---- The records

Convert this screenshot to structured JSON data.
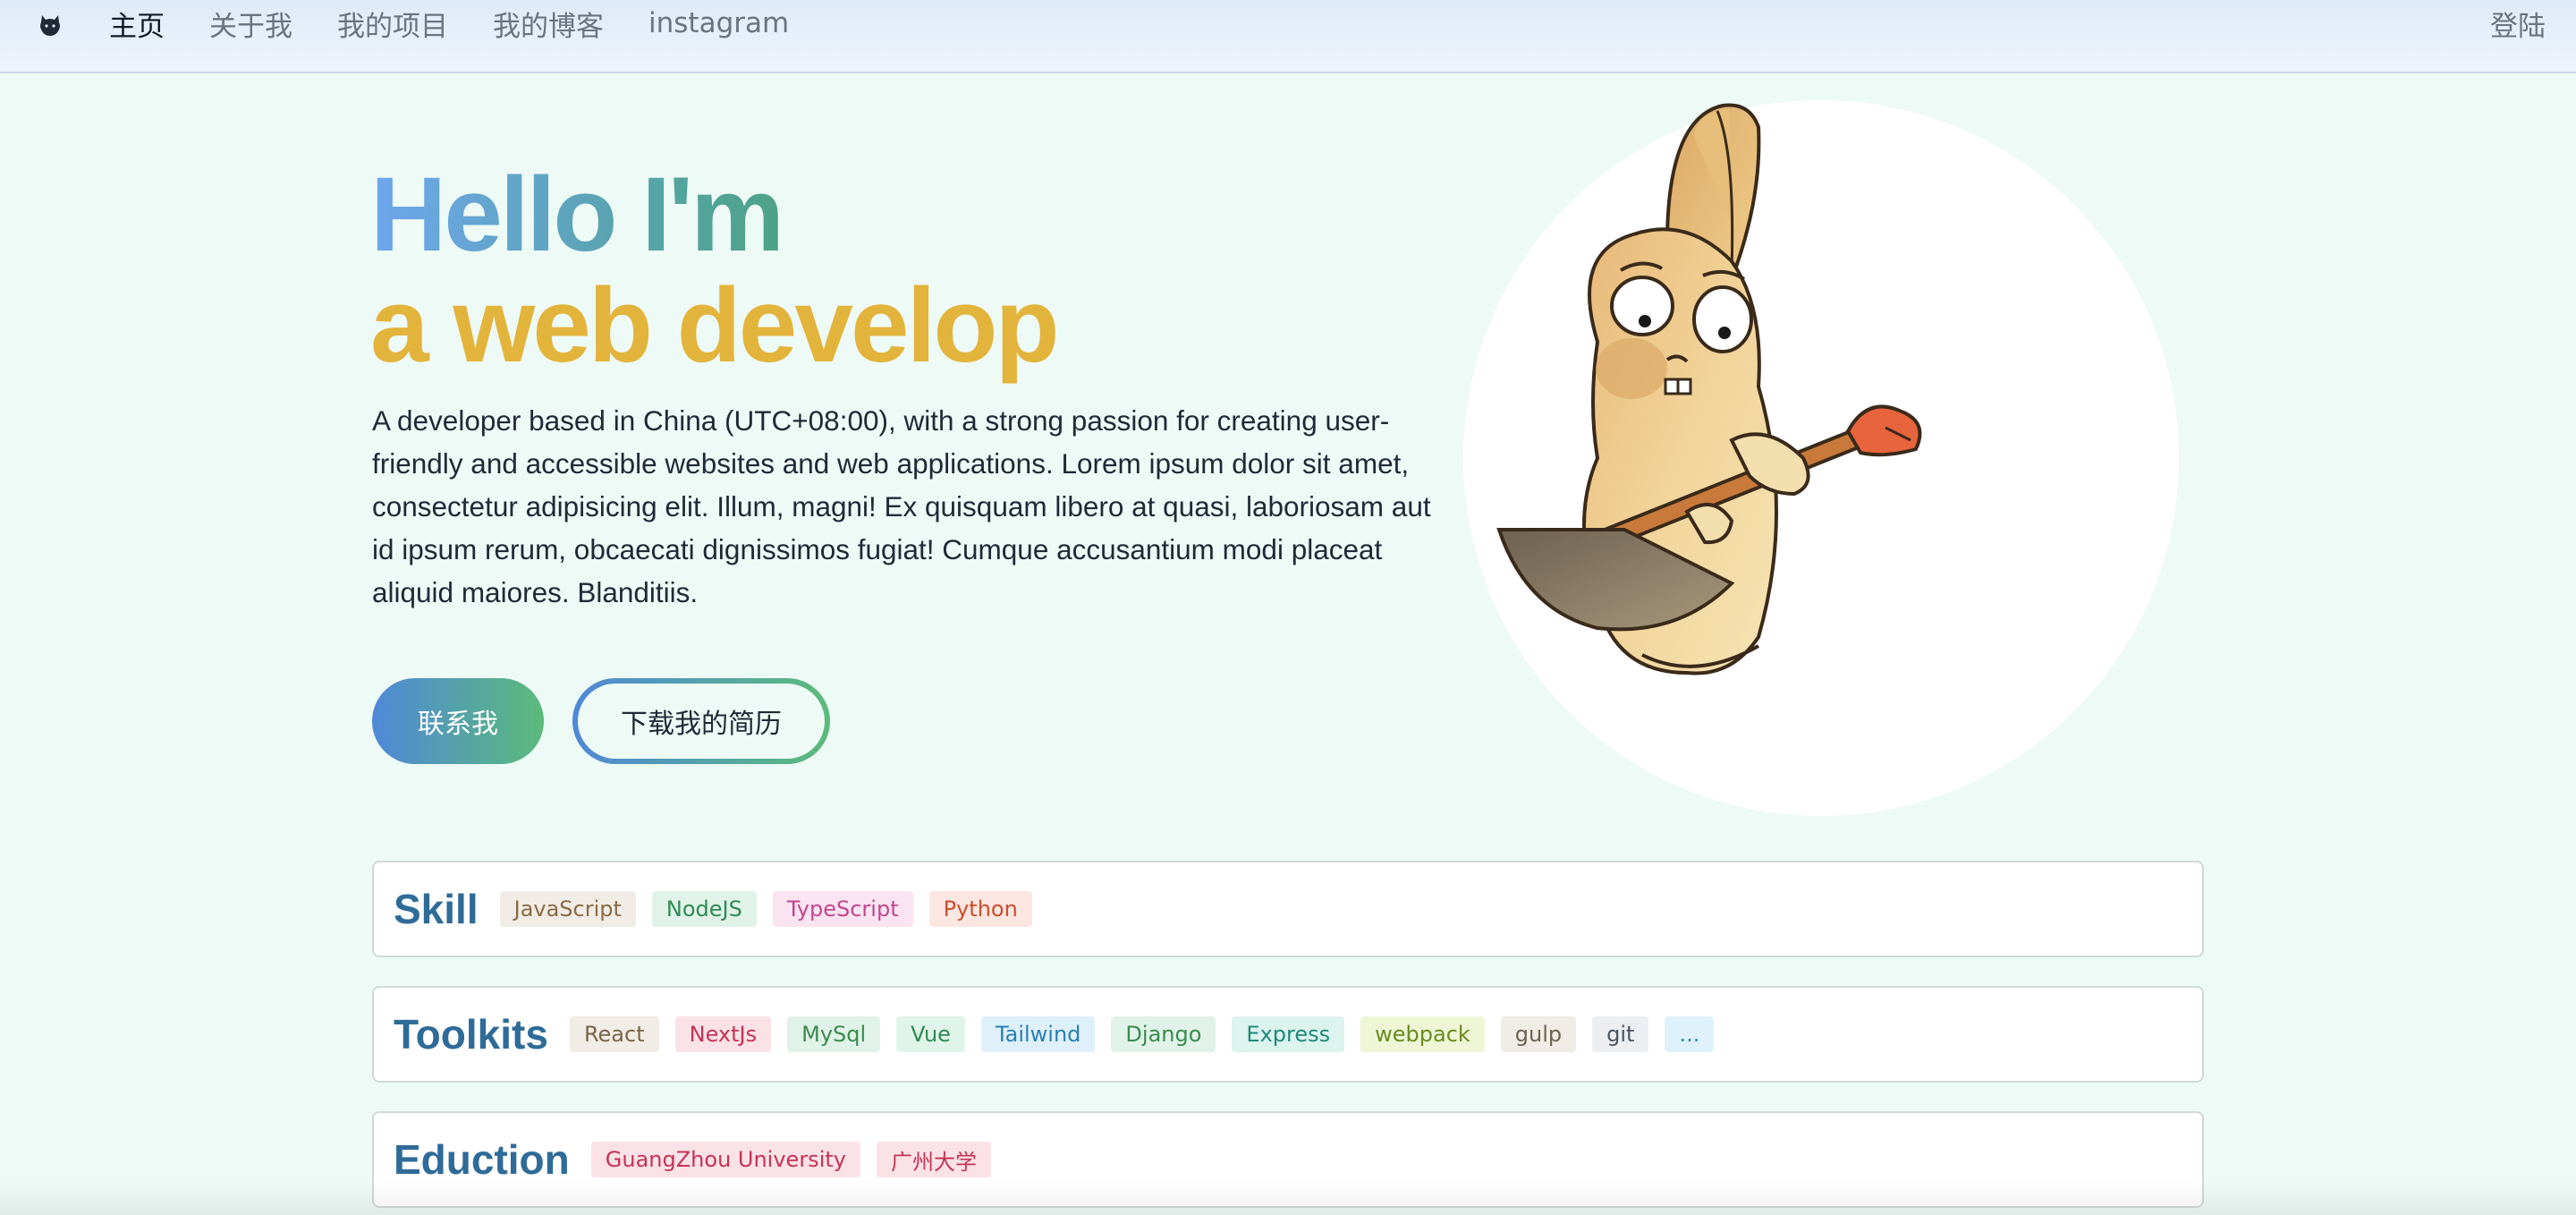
{
  "nav": {
    "links": [
      "主页",
      "关于我",
      "我的项目",
      "我的博客",
      "instagram"
    ],
    "login": "登陆",
    "logo_icon": "github-cat-icon"
  },
  "hero": {
    "line1": "Hello I'm",
    "line2": "a web develop",
    "description": "A developer based in China (UTC+08:00), with a strong passion for creating user-friendly and accessible websites and web applications. Lorem ipsum dolor sit amet, consectetur adipisicing elit. Illum, magni! Ex quisquam libero at quasi, laboriosam aut id ipsum rerum, obcaecati dignissimos fugiat! Cumque accusantium modi placeat aliquid maiores. Blanditiis.",
    "contact_button": "联系我",
    "resume_button": "下载我的简历",
    "illustration": "rabbit-with-shovel-illustration"
  },
  "colors": {
    "background": "#eefaf5",
    "title_gradient_start": "#6ea6ee",
    "title_gradient_end": "#3f9e5a",
    "title_line2": "#e3b43c",
    "card_title": "#2f6b98",
    "button_gradient_start": "#4f88d8",
    "button_gradient_end": "#5bbb7a"
  },
  "cards": {
    "skill": {
      "title": "Skill",
      "tags": [
        {
          "label": "JavaScript",
          "bg": "#f1ede6",
          "fg": "#8a6a44"
        },
        {
          "label": "NodeJS",
          "bg": "#e1f3e8",
          "fg": "#2f8a55"
        },
        {
          "label": "TypeScript",
          "bg": "#fbe4f1",
          "fg": "#c0478e"
        },
        {
          "label": "Python",
          "bg": "#fbe6e1",
          "fg": "#c8502c"
        }
      ]
    },
    "toolkits": {
      "title": "Toolkits",
      "tags": [
        {
          "label": "React",
          "bg": "#f1ede6",
          "fg": "#7a6547"
        },
        {
          "label": "NextJs",
          "bg": "#fbe2e6",
          "fg": "#c43356"
        },
        {
          "label": "MySql",
          "bg": "#e1f3e8",
          "fg": "#3a8a4f"
        },
        {
          "label": "Vue",
          "bg": "#e0f4ea",
          "fg": "#2f8a55"
        },
        {
          "label": "Tailwind",
          "bg": "#dff0fa",
          "fg": "#2a7fb4"
        },
        {
          "label": "Django",
          "bg": "#e1f3e8",
          "fg": "#3a8a4f"
        },
        {
          "label": "Express",
          "bg": "#dcf3ee",
          "fg": "#1f8a78"
        },
        {
          "label": "webpack",
          "bg": "#eef6d6",
          "fg": "#6b8a1f"
        },
        {
          "label": "gulp",
          "bg": "#efede6",
          "fg": "#6b6250"
        },
        {
          "label": "git",
          "bg": "#eceef1",
          "fg": "#4b5563"
        },
        {
          "label": "...",
          "bg": "#dff2fb",
          "fg": "#2a8ab4"
        }
      ]
    },
    "education": {
      "title": "Eduction",
      "tags": [
        {
          "label": "GuangZhou University",
          "bg": "#fbe2e6",
          "fg": "#c43356"
        },
        {
          "label": "广州大学",
          "bg": "#fbe2e6",
          "fg": "#c43356"
        }
      ]
    }
  }
}
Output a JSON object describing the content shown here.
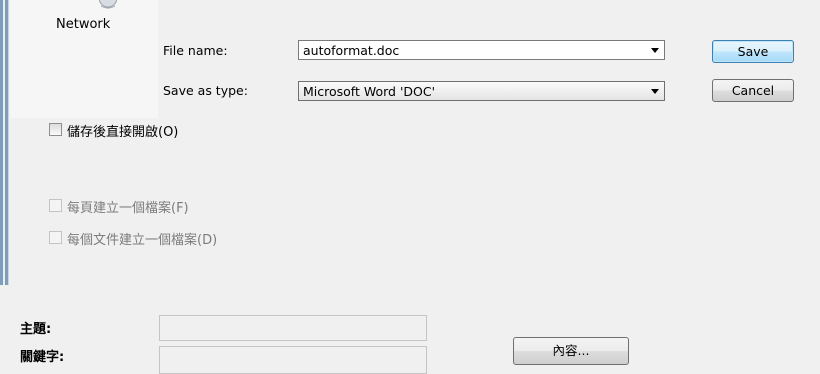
{
  "nav": {
    "network_label": "Network"
  },
  "form": {
    "file_name_label": "File name:",
    "file_name_value": "autoformat.doc",
    "save_as_type_label": "Save as type:",
    "save_as_type_value": "Microsoft Word 'DOC'"
  },
  "buttons": {
    "save": "Save",
    "cancel": "Cancel",
    "properties": "內容..."
  },
  "options": {
    "open_after_save": {
      "label": "儲存後直接開啟(O)",
      "checked": false,
      "enabled": true
    },
    "file_per_page": {
      "label": "每頁建立一個檔案(F)",
      "checked": false,
      "enabled": false
    },
    "file_per_document": {
      "label": "每個文件建立一個檔案(D)",
      "checked": false,
      "enabled": false
    }
  },
  "metadata": {
    "subject_label": "主題:",
    "subject_value": "",
    "keywords_label": "關鍵字:",
    "keywords_value": ""
  },
  "icons": [
    "network-icon",
    "dropdown-arrow-icon"
  ],
  "colors": {
    "default_button_border": "#3c7fb1",
    "window_background": "#f0f0f0",
    "disabled_text": "#7c7c7c"
  }
}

--------

=== Written task ===
Each line above is to be copied verbatim. Drop any image from the copy.

=== The answer ===
Convert this screenshot to structured JSON data.
{
  "nav": {
    "links": [
      "主页",
      "关于我",
      "我的项目",
      "我的博客",
      "instagram"
    ],
    "login": "登陆",
    "logo_icon": "github-cat-icon"
  },
  "hero": {
    "line1": "Hello I'm",
    "line2": "a web develop",
    "description": "A developer based in China (UTC+08:00), with a strong passion for creating user-friendly and accessible websites and web applications. Lorem ipsum dolor sit amet, consectetur adipisicing elit. Illum, magni! Ex quisquam libero at quasi, laboriosam aut id ipsum rerum, obcaecati dignissimos fugiat! Cumque accusantium modi placeat aliquid maiores. Blanditiis.",
    "contact_button": "联系我",
    "resume_button": "下载我的简历",
    "illustration": "rabbit-with-shovel-illustration"
  },
  "colors": {
    "background": "#eefaf5",
    "title_gradient_start": "#6ea6ee",
    "title_gradient_end": "#3f9e5a",
    "title_line2": "#e3b43c",
    "card_title": "#2f6b98",
    "button_gradient_start": "#4f88d8",
    "button_gradient_end": "#5bbb7a"
  },
  "cards": {
    "skill": {
      "title": "Skill",
      "tags": [
        {
          "label": "JavaScript",
          "bg": "#f1ede6",
          "fg": "#8a6a44"
        },
        {
          "label": "NodeJS",
          "bg": "#e1f3e8",
          "fg": "#2f8a55"
        },
        {
          "label": "TypeScript",
          "bg": "#fbe4f1",
          "fg": "#c0478e"
        },
        {
          "label": "Python",
          "bg": "#fbe6e1",
          "fg": "#c8502c"
        }
      ]
    },
    "toolkits": {
      "title": "Toolkits",
      "tags": [
        {
          "label": "React",
          "bg": "#f1ede6",
          "fg": "#7a6547"
        },
        {
          "label": "NextJs",
          "bg": "#fbe2e6",
          "fg": "#c43356"
        },
        {
          "label": "MySql",
          "bg": "#e1f3e8",
          "fg": "#3a8a4f"
        },
        {
          "label": "Vue",
          "bg": "#e0f4ea",
          "fg": "#2f8a55"
        },
        {
          "label": "Tailwind",
          "bg": "#dff0fa",
          "fg": "#2a7fb4"
        },
        {
          "label": "Django",
          "bg": "#e1f3e8",
          "fg": "#3a8a4f"
        },
        {
          "label": "Express",
          "bg": "#dcf3ee",
          "fg": "#1f8a78"
        },
        {
          "label": "webpack",
          "bg": "#eef6d6",
          "fg": "#6b8a1f"
        },
        {
          "label": "gulp",
          "bg": "#efede6",
          "fg": "#6b6250"
        },
        {
          "label": "git",
          "bg": "#eceef1",
          "fg": "#4b5563"
        },
        {
          "label": "...",
          "bg": "#dff2fb",
          "fg": "#2a8ab4"
        }
      ]
    },
    "education": {
      "title": "Eduction",
      "tags": [
        {
          "label": "GuangZhou University",
          "bg": "#fbe2e6",
          "fg": "#c43356"
        },
        {
          "label": "广州大学",
          "bg": "#fbe2e6",
          "fg": "#c43356"
        }
      ]
    }
  }
}
Output a JSON object describing the content shown here.
{
  "nav": {
    "network_label": "Network"
  },
  "form": {
    "file_name_label": "File name:",
    "file_name_value": "autoformat.doc",
    "save_as_type_label": "Save as type:",
    "save_as_type_value": "Microsoft Word 'DOC'"
  },
  "buttons": {
    "save": "Save",
    "cancel": "Cancel",
    "properties": "內容..."
  },
  "options": {
    "open_after_save": {
      "label": "儲存後直接開啟(O)",
      "checked": false,
      "enabled": true
    },
    "file_per_page": {
      "label": "每頁建立一個檔案(F)",
      "checked": false,
      "enabled": false
    },
    "file_per_document": {
      "label": "每個文件建立一個檔案(D)",
      "checked": false,
      "enabled": false
    }
  },
  "metadata": {
    "subject_label": "主題:",
    "subject_value": "",
    "keywords_label": "關鍵字:",
    "keywords_value": ""
  },
  "icons": [
    "network-icon",
    "dropdown-arrow-icon"
  ],
  "colors": {
    "default_button_border": "#3c7fb1",
    "window_background": "#f0f0f0",
    "disabled_text": "#7c7c7c"
  }
}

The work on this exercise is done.